> _Stated task_
Give the number of lines in the listing below that include the word "using", with nothing more.

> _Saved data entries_
>>

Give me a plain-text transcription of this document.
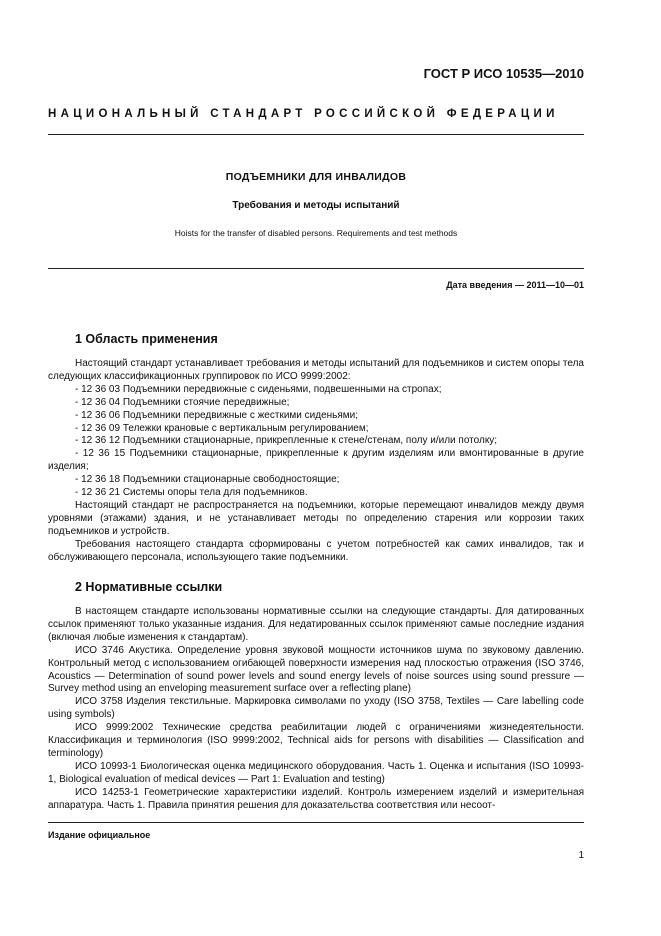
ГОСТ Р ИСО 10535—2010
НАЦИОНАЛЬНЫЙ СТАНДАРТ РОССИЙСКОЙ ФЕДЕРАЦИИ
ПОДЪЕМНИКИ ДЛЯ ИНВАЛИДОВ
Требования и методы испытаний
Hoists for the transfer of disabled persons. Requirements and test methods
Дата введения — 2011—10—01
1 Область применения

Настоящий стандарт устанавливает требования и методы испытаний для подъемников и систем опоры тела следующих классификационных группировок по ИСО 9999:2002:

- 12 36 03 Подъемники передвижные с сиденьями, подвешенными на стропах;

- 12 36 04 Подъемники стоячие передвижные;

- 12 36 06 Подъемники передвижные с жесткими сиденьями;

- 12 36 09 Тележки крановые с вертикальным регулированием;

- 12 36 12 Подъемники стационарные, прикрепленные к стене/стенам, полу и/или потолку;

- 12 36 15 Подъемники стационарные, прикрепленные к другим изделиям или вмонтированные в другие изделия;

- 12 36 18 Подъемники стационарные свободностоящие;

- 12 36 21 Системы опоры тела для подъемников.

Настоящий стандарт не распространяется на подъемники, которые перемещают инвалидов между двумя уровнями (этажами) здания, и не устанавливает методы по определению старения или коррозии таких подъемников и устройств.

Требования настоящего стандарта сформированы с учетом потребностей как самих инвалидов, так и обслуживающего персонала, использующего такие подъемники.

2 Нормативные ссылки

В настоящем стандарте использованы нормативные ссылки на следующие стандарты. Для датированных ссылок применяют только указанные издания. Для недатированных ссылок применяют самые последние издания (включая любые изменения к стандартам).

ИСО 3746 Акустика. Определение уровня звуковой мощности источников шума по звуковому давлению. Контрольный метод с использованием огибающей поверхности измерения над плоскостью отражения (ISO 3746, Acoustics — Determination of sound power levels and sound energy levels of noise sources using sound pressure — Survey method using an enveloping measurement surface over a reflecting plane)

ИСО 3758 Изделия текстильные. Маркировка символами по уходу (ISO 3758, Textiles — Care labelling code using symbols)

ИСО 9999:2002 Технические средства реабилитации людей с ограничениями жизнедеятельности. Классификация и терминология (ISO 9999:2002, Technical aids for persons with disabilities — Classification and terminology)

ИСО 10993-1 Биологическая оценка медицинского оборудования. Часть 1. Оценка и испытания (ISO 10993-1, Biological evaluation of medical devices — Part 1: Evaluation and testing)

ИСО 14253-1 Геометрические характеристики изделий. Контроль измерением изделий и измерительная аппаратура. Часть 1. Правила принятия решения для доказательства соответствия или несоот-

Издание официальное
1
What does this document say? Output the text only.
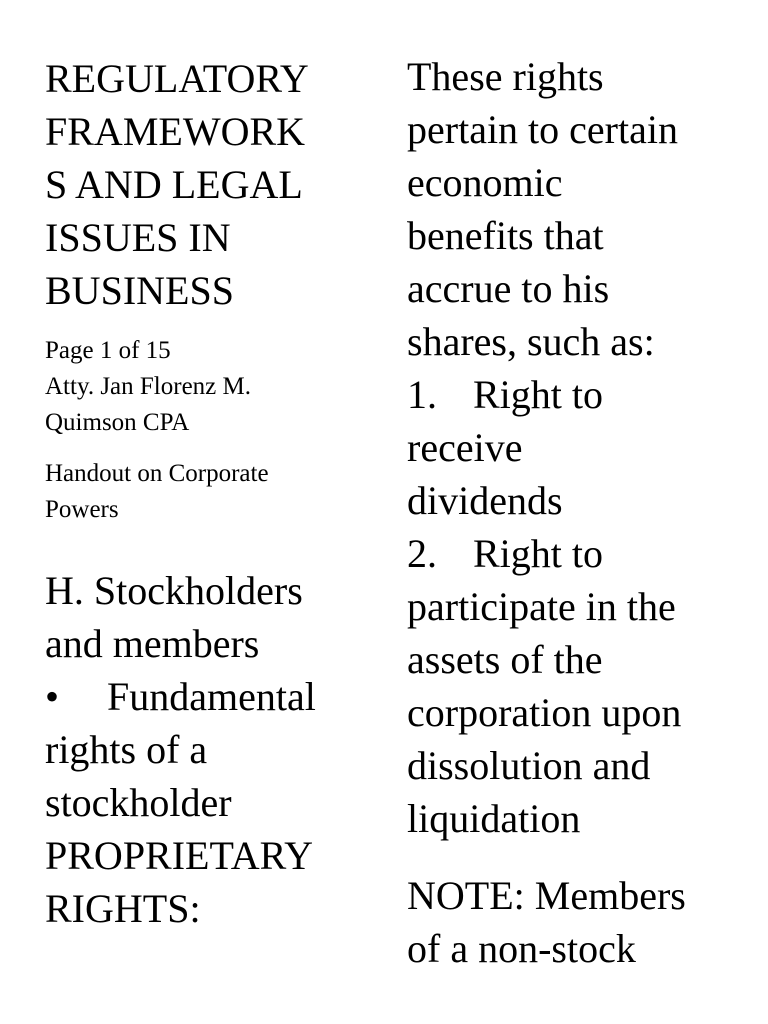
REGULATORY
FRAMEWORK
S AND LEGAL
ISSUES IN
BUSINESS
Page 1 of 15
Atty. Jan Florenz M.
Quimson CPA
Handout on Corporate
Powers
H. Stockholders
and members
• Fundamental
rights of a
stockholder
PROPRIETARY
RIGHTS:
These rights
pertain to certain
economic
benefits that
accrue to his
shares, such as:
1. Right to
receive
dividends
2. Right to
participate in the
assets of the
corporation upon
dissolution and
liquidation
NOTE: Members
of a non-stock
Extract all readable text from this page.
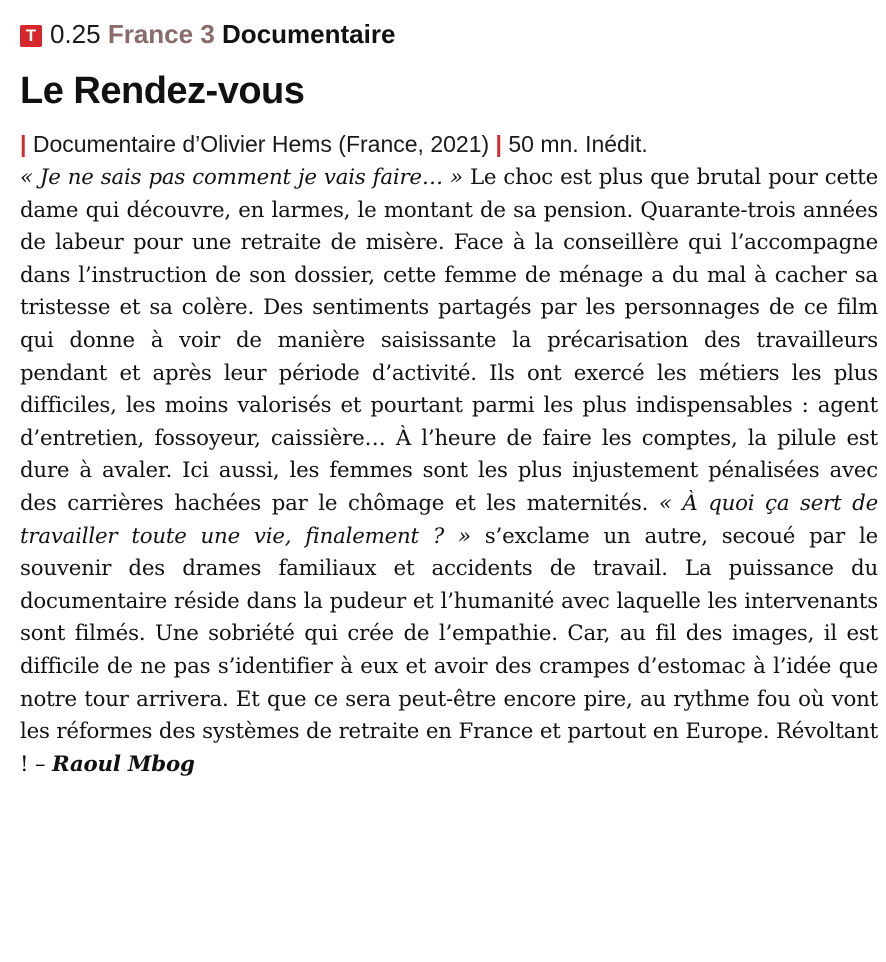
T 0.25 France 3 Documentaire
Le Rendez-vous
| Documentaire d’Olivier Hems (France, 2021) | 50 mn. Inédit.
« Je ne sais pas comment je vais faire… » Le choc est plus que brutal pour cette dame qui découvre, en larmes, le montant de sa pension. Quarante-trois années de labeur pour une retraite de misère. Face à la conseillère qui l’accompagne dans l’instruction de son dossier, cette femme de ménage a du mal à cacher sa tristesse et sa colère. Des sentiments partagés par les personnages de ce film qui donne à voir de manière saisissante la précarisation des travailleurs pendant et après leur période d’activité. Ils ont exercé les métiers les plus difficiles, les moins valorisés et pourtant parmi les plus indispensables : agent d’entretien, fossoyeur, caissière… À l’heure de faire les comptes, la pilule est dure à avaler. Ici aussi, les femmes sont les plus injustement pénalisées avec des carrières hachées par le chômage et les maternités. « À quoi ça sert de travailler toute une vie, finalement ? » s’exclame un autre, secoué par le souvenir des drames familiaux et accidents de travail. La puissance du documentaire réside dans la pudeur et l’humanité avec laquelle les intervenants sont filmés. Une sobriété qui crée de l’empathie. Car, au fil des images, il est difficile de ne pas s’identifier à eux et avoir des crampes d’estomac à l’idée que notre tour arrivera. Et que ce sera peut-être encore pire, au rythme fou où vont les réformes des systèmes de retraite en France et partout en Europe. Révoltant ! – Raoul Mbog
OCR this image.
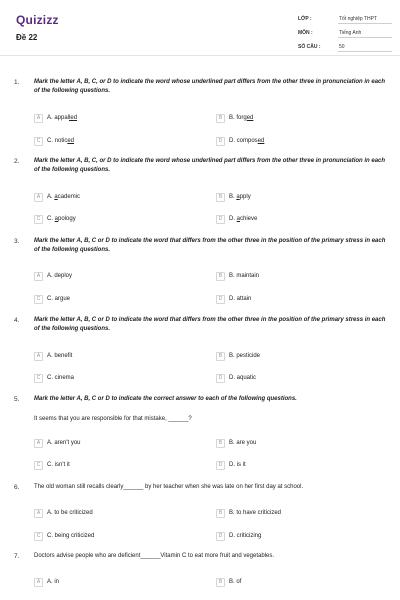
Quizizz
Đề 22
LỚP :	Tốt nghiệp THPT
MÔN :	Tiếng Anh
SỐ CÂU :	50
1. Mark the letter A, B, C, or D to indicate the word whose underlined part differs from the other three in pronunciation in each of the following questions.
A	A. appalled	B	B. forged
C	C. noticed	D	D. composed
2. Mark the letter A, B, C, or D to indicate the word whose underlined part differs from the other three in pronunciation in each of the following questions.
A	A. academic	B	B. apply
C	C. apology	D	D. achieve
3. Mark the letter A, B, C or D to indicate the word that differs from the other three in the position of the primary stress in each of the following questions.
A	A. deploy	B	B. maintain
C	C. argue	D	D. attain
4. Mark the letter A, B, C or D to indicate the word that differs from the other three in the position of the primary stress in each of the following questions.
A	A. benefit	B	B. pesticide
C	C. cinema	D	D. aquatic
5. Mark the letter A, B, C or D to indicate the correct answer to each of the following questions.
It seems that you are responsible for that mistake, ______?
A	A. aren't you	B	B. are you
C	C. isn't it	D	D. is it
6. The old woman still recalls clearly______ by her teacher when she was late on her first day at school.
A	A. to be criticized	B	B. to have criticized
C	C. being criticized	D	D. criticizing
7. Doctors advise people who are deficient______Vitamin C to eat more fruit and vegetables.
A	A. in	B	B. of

<<

> _Exercise response_
2